STATED TASK 1: In the entries below, turn the lines from the one containing "table-cell: ...: [144, 857, 156, 868]" through the one containing "table-cell: ...: [262, 831, 273, 842]" into a numbered list, leaving out any blank lines.

EXTRACT:
Start
ML Configuration Management

This page lists the material that is relevant for the in-class exercises of the ML Configuration Management lecture. In this tutorial we are going to try ´mllint´ to test best practices, DVC to manage the ML pipeline and version control artefacts, and we will use pylint to test a common ML scenario.

Intro Outline

Initial Project: https://github.com/luiscruz/sms1
- still needs a ton of refactoring
Teams of 2
One team does a demo at the end

1. Setup

We will use the basic ML project used in the previous classes. You probably have already set it up, which means you might be able to skip this setup section.

Fork the Github repo https://github.com/luiscruz/sms1

git clone https://github.com/luiscruz/sms1
cd sms1
mkdir output
python -m venv venv
source venv/bin/activate
pip install -r requirements.txt

2. mllint

In this tutorial we will use mllint to help improve our sms1 project.

Run mllint:

pip install mllint
mllint run

Analyse its output and verify what it says about data version control.

3. Data pipeline

1- Initiate DVC to set up our automated pipeline.

pip install dvc
dvc init
dvc run -n get_data -d src/get_data.py -o smsspamcollection python src/get_data.py

Check the output. Make sure you understand why we are getting the error. Fix it based on the suggestion proposed by dvc.

In the above command we have added the first stage of the pipeline: get_data. It depends on the script src/get_data.py (flag -d) and yields the output dataset (flag -o). In the command above, we specify that the stage get_data is executed by running python src/get_data.py.

(describe the project and show how to check the scripts to see what are the inputs and outputs)

Check dvc run documentation to understand how it works.

Note: if you are experiencing any issues with a library called fsspec force install version 2022.7.1:

pip uninstall fsspec
pip install fsspec==2022.7.1

2- Create a new stage, preprocess, that will run the script src/text_preprocessing.py

Use dvc run the same way we did in the previous stage. Think about the dependencies (-d), the outputs (-o), and the python script that it needs to run.

Now check how the pipeline looks like with the following command:

dvc dag

You should get a directed acyclic graph (DAG) of all the stages in the pipeline. You can also generate a DAG of the dependencies of all the artefacts:

dvc dag --outs

Also check how the dcv.yml file looks like.

3- Add the train stage that runs the script src/text_classification.py:

python src/text_classification.py

Demo

Someone in the class will be asked to present this part of the tutorial to the whole class. Show how the pipeline looks like and explain how you have specified it.

4. Remotes

Previously, we have seen how to automate the execution of your data pipeline while avoiding to re-run it unnecessarily.

Now, imagine the case in which you changed something and executed the pipeline. If you have more people working in your project, everyone will have to re-run the pipeline to retrieve the same artefacts in their local repo.

To avoid such a waste of time and resources, DVC features the concept of remote: a storage that you can use to store your artefacts.

Remotes can live in your local storage (local remotes 🤷‍♂️) or in a cloud storage (e.g., Amazon S3, GDrive, etc.).

Local Remotes

Set up a local “remote” called mylocalremote.
End
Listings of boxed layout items
Start
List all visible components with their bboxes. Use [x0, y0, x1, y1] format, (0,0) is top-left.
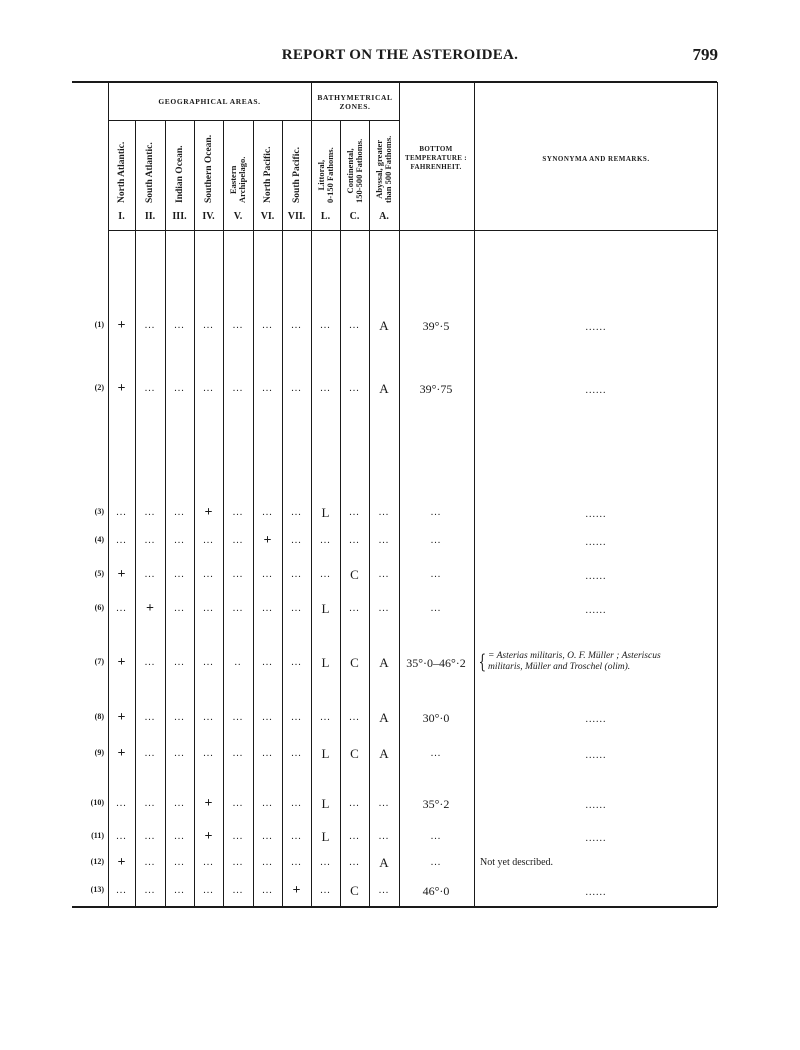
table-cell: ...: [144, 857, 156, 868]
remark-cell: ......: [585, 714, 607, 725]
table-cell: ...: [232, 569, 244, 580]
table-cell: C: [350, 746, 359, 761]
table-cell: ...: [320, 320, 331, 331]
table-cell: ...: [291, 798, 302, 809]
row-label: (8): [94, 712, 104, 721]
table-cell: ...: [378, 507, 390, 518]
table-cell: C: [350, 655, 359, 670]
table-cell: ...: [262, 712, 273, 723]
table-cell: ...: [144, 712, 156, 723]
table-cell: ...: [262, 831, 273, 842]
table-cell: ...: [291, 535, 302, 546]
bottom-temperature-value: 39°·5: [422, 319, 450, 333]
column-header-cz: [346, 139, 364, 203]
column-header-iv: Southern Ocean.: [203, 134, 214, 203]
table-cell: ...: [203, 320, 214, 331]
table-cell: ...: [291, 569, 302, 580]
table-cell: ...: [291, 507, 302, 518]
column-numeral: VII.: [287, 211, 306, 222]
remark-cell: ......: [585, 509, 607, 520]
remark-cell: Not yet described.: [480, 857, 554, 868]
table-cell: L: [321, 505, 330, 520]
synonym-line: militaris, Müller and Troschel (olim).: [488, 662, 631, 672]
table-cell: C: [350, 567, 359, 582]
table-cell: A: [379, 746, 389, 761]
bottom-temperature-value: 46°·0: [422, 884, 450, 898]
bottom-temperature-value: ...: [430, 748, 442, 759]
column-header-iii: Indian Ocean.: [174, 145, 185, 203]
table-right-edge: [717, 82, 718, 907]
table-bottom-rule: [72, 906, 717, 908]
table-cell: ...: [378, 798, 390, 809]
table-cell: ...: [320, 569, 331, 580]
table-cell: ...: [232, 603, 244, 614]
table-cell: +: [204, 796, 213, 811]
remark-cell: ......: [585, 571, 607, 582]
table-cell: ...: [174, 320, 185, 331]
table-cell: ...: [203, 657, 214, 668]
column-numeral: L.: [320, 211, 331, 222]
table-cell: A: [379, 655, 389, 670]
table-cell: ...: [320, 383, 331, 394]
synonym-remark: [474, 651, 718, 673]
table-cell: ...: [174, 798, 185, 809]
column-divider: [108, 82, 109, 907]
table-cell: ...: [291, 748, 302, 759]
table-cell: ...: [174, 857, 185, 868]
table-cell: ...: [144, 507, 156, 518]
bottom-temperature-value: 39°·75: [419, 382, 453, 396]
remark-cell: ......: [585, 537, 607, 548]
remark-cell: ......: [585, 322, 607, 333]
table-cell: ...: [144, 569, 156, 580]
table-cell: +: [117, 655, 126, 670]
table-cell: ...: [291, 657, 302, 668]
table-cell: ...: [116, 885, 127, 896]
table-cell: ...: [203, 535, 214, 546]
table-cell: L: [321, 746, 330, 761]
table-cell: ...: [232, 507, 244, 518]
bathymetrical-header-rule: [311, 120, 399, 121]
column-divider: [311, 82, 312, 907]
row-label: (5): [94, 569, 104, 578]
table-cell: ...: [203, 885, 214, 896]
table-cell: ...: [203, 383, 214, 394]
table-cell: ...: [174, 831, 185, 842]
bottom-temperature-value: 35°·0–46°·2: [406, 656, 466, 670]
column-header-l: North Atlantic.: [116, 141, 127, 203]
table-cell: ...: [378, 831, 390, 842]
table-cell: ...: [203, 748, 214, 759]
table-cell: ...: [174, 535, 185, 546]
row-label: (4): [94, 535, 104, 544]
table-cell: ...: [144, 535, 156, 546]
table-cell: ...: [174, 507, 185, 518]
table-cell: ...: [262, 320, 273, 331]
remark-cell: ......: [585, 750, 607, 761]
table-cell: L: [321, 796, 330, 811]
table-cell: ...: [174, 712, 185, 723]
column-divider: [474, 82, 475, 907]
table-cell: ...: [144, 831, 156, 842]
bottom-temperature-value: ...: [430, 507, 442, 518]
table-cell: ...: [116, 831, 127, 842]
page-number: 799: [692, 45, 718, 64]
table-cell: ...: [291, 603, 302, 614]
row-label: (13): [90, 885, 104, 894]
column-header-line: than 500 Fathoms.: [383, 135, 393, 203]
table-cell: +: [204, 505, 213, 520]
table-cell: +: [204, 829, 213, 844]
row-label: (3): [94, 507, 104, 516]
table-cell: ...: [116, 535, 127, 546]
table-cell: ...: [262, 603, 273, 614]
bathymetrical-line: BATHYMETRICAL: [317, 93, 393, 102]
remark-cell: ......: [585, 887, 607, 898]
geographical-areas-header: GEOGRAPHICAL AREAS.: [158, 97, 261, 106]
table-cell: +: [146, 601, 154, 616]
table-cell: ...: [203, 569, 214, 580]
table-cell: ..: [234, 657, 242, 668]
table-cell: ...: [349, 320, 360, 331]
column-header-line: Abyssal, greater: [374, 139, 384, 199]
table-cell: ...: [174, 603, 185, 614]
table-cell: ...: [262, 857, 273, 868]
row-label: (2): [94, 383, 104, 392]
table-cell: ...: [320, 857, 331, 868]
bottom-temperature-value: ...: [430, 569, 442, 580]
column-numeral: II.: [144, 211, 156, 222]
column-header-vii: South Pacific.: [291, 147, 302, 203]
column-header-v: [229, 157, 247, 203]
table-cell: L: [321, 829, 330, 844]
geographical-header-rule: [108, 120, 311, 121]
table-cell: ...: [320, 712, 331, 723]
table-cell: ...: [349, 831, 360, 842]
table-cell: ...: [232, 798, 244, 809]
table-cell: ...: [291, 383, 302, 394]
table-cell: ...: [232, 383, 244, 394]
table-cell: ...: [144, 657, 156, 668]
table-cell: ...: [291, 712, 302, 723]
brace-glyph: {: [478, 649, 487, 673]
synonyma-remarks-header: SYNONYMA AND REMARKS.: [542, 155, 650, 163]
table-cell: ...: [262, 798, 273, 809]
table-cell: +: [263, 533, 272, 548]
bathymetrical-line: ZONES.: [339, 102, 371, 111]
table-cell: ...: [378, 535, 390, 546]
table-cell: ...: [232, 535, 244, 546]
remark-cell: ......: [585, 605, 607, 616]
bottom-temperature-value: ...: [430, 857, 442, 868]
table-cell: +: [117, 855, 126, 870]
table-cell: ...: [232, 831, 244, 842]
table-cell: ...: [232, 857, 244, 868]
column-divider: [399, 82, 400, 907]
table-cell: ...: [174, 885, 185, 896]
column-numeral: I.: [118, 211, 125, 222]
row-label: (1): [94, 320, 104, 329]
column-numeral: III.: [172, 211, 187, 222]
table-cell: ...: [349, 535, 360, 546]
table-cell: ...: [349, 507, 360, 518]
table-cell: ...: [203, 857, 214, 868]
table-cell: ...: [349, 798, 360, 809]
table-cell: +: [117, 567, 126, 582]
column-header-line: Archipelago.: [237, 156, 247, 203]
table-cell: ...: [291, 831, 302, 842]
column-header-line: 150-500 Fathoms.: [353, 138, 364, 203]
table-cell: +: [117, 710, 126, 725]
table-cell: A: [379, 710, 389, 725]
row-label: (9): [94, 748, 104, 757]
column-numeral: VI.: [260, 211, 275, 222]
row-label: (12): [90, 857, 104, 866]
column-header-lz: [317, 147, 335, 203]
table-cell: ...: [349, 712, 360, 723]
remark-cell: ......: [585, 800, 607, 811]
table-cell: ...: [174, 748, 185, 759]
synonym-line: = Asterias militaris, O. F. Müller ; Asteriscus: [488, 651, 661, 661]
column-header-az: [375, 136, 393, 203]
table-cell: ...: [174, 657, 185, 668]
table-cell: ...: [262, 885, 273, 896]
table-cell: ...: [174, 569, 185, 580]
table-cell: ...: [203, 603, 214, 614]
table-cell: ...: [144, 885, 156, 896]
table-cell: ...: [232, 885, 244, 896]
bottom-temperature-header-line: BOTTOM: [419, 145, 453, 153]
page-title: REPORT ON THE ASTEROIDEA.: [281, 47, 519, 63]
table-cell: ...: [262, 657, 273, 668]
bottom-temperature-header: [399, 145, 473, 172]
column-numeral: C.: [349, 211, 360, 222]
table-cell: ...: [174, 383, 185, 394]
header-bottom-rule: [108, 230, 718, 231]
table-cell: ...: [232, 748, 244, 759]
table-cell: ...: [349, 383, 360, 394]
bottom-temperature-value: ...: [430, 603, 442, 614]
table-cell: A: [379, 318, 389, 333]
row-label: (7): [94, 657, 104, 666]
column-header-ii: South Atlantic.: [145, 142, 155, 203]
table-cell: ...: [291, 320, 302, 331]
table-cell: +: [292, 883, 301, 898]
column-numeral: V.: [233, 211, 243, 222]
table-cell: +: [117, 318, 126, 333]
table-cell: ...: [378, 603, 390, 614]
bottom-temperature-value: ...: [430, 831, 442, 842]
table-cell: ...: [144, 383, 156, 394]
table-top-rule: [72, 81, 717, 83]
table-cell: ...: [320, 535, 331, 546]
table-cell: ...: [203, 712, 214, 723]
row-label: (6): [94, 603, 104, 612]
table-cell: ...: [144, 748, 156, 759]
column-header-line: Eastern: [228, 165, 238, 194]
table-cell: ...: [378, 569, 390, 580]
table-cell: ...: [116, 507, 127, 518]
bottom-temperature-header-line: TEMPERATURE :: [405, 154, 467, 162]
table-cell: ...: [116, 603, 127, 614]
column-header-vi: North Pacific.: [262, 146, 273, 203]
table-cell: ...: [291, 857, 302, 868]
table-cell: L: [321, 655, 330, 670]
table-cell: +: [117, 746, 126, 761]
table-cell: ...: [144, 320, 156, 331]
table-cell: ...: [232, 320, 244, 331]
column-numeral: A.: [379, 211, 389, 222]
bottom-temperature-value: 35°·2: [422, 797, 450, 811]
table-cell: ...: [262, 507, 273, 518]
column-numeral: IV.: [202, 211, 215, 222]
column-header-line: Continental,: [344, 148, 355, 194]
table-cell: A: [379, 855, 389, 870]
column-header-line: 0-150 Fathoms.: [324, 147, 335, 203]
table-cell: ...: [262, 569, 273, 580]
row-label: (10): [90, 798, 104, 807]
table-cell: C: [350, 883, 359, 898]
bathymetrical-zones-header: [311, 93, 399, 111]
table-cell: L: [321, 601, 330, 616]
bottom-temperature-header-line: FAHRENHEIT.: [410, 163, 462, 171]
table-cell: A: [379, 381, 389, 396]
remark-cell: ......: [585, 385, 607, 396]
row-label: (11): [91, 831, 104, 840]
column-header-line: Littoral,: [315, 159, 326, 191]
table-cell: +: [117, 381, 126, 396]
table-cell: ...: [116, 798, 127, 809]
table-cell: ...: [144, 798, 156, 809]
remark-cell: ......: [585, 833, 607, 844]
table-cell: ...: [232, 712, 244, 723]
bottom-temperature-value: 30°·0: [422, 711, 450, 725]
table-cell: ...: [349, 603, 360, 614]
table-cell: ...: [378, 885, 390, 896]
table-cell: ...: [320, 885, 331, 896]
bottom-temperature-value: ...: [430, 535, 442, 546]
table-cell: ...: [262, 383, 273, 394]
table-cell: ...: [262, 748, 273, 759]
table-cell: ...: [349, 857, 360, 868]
End
STATED TASK 2: Continue the tutorial on ML configuration management from its last sentence.

EXPECTED OUTPUT 1:
1. table-cell: ...: [144, 857, 156, 868]
2. remark-cell: ......: [585, 714, 607, 725]
3. table-cell: ...: [232, 569, 244, 580]
4. table-cell: C: [350, 746, 359, 761]
5. table-cell: ...: [320, 320, 331, 331]
6. table-cell: ...: [291, 798, 302, 809]
7. row-label: (8): [94, 712, 104, 721]
8. table-cell: ...: [378, 507, 390, 518]
9. table-cell: C: [350, 655, 359, 670]
10. table-cell: ...: [262, 712, 273, 723]
11. table-cell: ...: [144, 712, 156, 723]
12. table-cell: ...: [262, 831, 273, 842]

EXPECTED OUTPUT 2:
dvc remote add -d mylocalremote ~/remotedvc

Check out how the project’s config file stores this info:

cat .dvc/config

To push all our artefacts to the remote, run the push command:

dvc repro
dvc push

Now let’s change something and see how the dvc is taking care of our artefacts: lets update the dataset. In the src/get_data.py change the URL to the following:

URL = 'https://surfdrive.surf.nl/files/index.php/s/OZRd9BcxhGkxTuy/download' # v2, 2000 datapoints

Now follow the next 3 steps:

1- reproduce the repo

2- commit changes to git

3- push the changes to the local dvc remote.

Voila. Your new version of the data pipeline is now backed up.

Revert the project to the old commit with the old dataset and reproduce the pipeline. Explain what happened.

Confirm that the dataset is in fact the old version by checking its size (should be 1000):

wc smsspamcollection/SMSSpamCollection

Revert to the head of the branch and check again that dvc took care of retrieving the latest artefacts (dataset should have 2000 data points).

Cloud Remotes

Instead of having a remote stored locally, we can store it using cloud storage. In this example, we will use google drive. In this step you can have only one teammate setting this up while the others

To make things clear, start by removing the local remote:

dvc remote remove mylocalremote
git commit -am "delete dvc remote 'mylocalremote'"

Create a folder in your Google drive 1.1 Share it with your teammate. 1.2 Copy the folder id from its page url (e.g., 1zUHN-qHKDKvQE8igLPVZ2JMQvrAjyxa)
Follow the instructions in the following documentation page to add a GDrive remote:

https://dvc.org/doc/user-guide/setup-google-drive-remote#url-format

Change something and see how the dvc is taking care of our artefacts. For example, update the dataset to version v3 by updating URL in src/get_data.py:

URL = 'https://surfdrive.surf.nl/files/index.php/s/H4e35DvjaX18pTI/download' # v3 3000 datapoints

Rerun the pipeline. Commit and push your changes to Github; push them to the dvc remote.
Ask your colleagues to pull the pipeline (git and dvc) and notice that all the artefacts are there.

5. Experiment Management

ML is an experimental process. Each new experiment needs to be analysed and compare against certain metrics. Here’s how to manage experiments using dvc.

You will have to change the training script (src/text_classification.py) to output its metrics to a JSON file (could also be YAML).
- Do a json.dump to store the accuracy of the model.
- It should output a JSON file like the following:

{"accuracy": 0.9566666666666667}

Change the dvc.yml file to include the metrics of the stage train. Hint: check the docs to see an example of a dvc.yml with metrics: https://dvc.org/doc/command-reference/metrics
Run the experiment dvc exp run
See the difference by running dvc metrics diff
Change something in your project (e.g., change the random state) and run a new experiment.
Check the experiment log:

$ dvc exp show
┏━━━━━━━━━━━━━━━━━━━━━━━━━┳━━━━━━━━━━┳━━━━━━━━━━┓
┃ Experiment              ┃ Created  ┃ accuracy ┃
┡━━━━━━━━━━━━━━━━━━━━━━━━━╇━━━━━━━━━━╇━━━━━━━━━━┩
│ workspace               │ -        │ 0.94167  │
│ dvc-tutorial            │ 09:46 AM │ 0.945    │
│ ├── 3f12aef [exp-7f800] │ 09:51 AM │ 0.94167  │
│ └── 8f30720 [exp-44136] │ 09:48 AM │ 0.945    │
└─────────────────────────┴──────────┴──────────┘

6. Testing with Pylint

Create a test that will test the difference of running two models with 2 different random seeds. The test should fail if the difference is above 0.1.

You should have a new folder, named tests:

.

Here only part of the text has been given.